Stated goal
Copy out every line containing the word "long".

Records provided
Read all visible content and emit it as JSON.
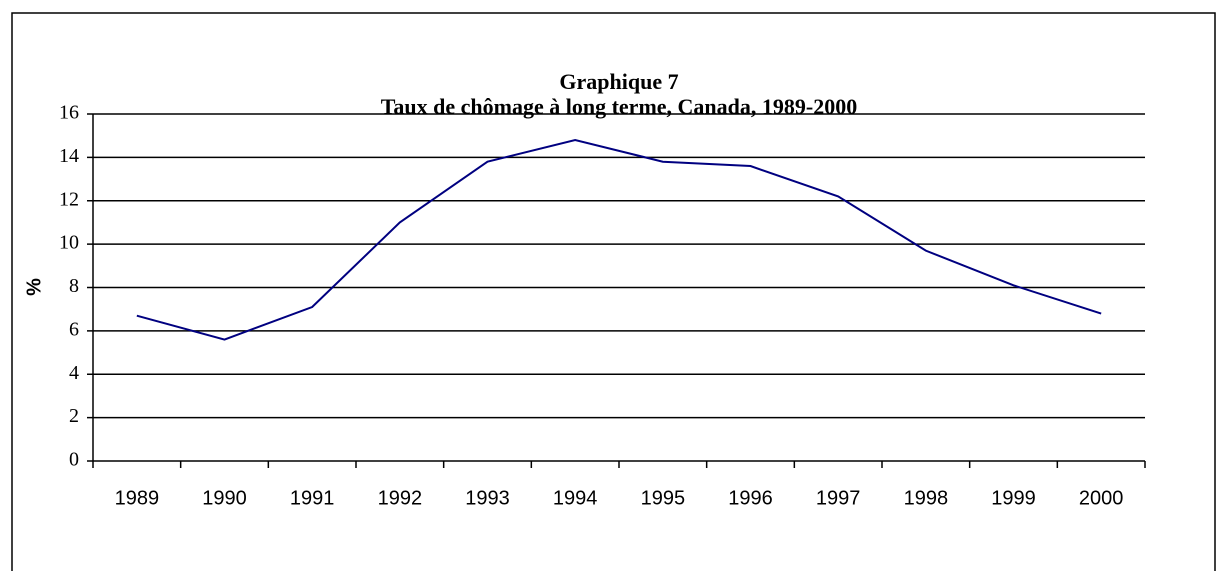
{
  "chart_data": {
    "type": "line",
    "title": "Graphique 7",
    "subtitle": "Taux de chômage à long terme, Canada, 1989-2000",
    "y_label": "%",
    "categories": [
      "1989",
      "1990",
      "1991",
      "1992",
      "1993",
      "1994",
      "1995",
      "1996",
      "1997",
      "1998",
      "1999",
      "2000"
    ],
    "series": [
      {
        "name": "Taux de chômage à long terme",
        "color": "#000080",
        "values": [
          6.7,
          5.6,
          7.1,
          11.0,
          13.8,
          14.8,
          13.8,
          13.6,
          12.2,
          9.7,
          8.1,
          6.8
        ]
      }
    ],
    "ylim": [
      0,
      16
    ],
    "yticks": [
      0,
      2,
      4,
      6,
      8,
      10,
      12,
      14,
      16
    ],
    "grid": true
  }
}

---

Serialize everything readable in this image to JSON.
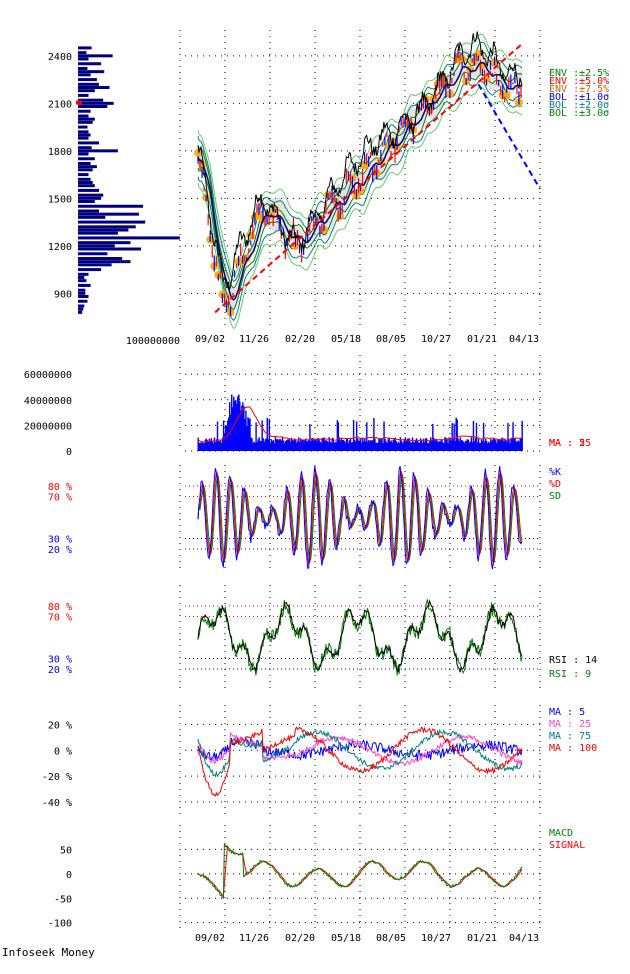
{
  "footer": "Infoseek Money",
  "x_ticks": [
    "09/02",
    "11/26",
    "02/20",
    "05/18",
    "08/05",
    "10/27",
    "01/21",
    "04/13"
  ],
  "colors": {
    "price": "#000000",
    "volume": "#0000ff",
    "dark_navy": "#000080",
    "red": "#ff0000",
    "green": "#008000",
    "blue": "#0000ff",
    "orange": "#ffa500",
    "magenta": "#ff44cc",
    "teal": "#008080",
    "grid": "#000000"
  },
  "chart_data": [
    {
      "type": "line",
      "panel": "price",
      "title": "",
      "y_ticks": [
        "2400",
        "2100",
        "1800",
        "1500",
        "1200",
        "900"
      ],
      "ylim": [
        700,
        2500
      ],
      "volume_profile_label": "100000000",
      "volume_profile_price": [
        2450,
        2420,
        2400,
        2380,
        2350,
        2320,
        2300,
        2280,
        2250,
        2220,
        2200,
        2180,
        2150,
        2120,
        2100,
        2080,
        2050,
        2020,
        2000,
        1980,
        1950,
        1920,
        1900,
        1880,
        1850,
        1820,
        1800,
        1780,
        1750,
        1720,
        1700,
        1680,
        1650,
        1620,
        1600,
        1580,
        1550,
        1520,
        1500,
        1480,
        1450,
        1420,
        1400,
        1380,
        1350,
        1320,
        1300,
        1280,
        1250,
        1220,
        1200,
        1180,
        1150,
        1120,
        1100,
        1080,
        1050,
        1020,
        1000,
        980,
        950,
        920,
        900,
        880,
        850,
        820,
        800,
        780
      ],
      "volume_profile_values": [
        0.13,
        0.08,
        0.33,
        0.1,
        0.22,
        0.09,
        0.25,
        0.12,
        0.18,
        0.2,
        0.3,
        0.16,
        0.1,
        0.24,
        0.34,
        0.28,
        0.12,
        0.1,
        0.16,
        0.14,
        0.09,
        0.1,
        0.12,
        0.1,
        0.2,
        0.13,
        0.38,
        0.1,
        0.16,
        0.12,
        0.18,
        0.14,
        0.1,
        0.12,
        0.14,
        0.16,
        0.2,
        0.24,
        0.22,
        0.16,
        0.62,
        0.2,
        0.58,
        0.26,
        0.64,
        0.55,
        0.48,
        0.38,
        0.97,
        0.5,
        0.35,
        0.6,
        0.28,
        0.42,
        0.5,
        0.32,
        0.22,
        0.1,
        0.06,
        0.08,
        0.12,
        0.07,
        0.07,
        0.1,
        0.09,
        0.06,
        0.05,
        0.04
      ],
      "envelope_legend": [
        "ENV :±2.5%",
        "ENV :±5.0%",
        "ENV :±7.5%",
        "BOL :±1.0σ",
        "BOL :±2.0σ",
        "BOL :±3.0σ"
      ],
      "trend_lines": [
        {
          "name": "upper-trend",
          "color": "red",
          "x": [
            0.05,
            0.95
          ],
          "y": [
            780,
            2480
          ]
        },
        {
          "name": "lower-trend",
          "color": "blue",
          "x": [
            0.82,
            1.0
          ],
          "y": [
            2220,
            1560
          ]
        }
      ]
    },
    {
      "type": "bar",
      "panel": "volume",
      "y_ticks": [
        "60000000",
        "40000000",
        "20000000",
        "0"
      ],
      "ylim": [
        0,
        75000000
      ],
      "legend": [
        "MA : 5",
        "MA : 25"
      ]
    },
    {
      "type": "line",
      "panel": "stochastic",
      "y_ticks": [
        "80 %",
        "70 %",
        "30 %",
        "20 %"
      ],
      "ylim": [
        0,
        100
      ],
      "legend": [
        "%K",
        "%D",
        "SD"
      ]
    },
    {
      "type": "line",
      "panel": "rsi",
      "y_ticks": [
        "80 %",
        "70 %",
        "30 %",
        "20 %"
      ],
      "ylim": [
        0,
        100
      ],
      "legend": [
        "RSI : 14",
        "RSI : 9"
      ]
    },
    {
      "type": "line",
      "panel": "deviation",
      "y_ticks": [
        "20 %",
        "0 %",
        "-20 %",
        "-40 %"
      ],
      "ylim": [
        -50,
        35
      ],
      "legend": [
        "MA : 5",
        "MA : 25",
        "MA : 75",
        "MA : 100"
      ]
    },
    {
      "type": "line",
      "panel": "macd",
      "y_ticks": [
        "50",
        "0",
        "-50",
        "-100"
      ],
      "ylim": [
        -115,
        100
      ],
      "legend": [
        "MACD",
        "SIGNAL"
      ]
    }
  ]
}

...

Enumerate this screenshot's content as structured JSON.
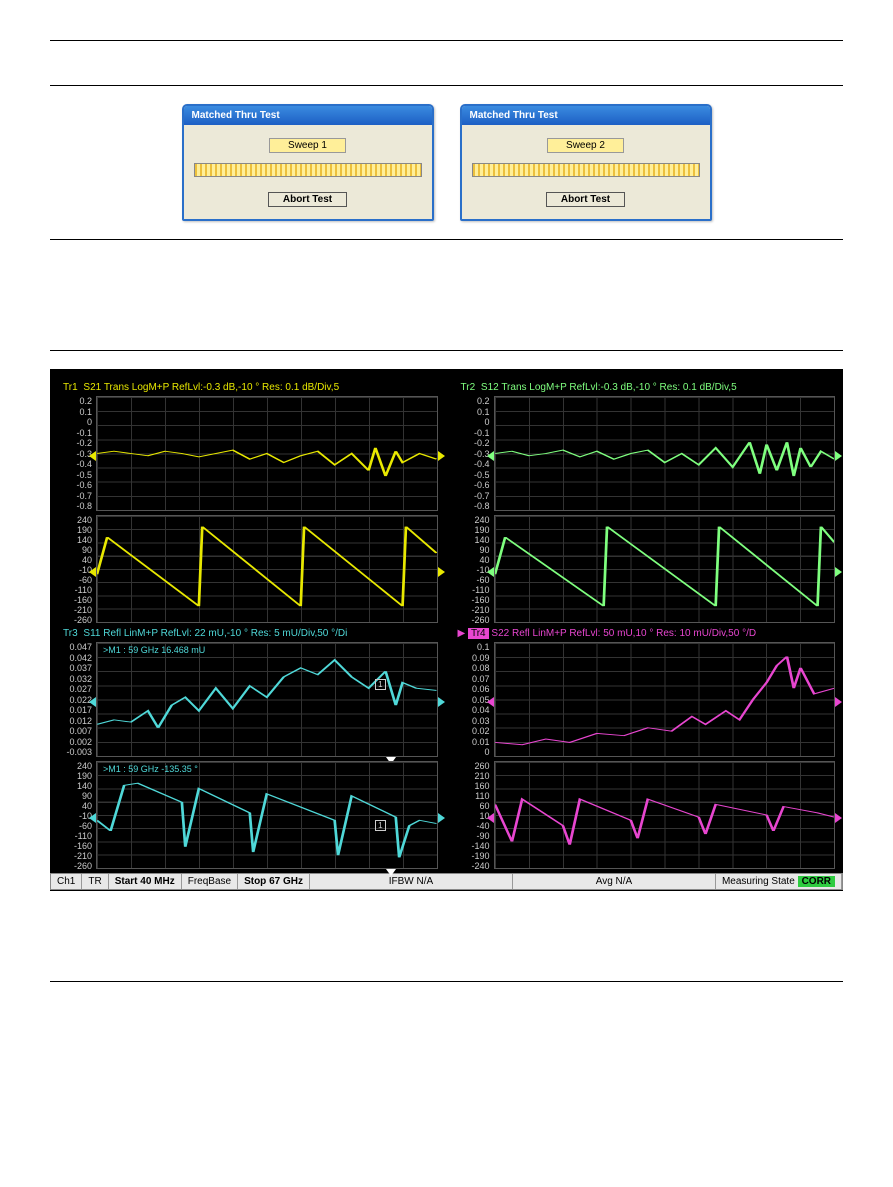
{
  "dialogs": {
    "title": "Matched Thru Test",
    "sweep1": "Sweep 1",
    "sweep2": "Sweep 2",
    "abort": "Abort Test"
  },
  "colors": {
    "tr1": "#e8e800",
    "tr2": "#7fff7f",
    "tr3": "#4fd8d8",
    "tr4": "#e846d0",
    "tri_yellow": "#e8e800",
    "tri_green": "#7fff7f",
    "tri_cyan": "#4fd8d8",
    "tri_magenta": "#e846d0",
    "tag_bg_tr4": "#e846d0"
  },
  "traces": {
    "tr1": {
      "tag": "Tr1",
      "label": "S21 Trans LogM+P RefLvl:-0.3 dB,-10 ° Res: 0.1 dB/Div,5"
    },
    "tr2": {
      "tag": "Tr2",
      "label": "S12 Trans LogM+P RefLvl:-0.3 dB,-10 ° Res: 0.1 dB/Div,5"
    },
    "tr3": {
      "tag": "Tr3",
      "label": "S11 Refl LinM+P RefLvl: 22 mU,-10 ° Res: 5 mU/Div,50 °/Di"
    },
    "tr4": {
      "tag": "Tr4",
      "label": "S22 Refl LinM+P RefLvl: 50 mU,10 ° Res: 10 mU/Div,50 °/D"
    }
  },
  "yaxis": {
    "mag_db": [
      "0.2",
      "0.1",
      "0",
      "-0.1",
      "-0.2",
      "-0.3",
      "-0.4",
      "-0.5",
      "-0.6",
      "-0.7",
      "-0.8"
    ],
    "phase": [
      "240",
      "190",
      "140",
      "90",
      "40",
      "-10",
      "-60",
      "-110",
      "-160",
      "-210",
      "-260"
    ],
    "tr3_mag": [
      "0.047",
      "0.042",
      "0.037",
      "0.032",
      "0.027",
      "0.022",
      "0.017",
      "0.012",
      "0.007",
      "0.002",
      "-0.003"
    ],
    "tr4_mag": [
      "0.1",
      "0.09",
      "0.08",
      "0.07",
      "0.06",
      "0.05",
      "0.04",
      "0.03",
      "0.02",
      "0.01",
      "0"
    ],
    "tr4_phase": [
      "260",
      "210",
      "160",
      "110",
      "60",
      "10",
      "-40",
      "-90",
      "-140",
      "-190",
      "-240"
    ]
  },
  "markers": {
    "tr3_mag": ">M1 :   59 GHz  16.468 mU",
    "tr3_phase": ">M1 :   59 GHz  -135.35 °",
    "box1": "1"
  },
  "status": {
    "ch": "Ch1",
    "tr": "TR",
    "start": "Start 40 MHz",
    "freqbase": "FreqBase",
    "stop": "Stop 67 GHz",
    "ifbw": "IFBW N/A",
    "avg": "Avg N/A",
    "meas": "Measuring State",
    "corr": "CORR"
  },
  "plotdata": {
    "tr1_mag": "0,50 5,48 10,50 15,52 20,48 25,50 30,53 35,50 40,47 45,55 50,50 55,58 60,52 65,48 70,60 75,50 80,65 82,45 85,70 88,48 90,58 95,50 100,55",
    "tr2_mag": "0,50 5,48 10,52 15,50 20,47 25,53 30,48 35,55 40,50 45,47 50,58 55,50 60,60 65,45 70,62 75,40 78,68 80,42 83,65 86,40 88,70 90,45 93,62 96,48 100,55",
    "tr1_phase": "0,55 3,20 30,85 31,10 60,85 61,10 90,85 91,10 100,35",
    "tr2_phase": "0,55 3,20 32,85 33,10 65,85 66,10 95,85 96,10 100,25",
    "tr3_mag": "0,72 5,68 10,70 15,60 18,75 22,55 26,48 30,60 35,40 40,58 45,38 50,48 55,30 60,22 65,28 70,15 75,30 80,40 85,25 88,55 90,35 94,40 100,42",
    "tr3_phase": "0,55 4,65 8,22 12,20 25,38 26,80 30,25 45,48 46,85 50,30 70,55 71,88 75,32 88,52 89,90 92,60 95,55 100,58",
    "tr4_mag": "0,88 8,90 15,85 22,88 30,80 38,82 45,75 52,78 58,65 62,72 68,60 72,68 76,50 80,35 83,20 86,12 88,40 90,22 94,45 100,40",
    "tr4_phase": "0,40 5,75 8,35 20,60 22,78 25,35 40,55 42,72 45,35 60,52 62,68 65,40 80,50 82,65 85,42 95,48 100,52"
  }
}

Result of this exercise
    "subtitle": "Taux de chômage à long terme, Canada, 1989-2000",
        "name": "Taux de chômage à long terme",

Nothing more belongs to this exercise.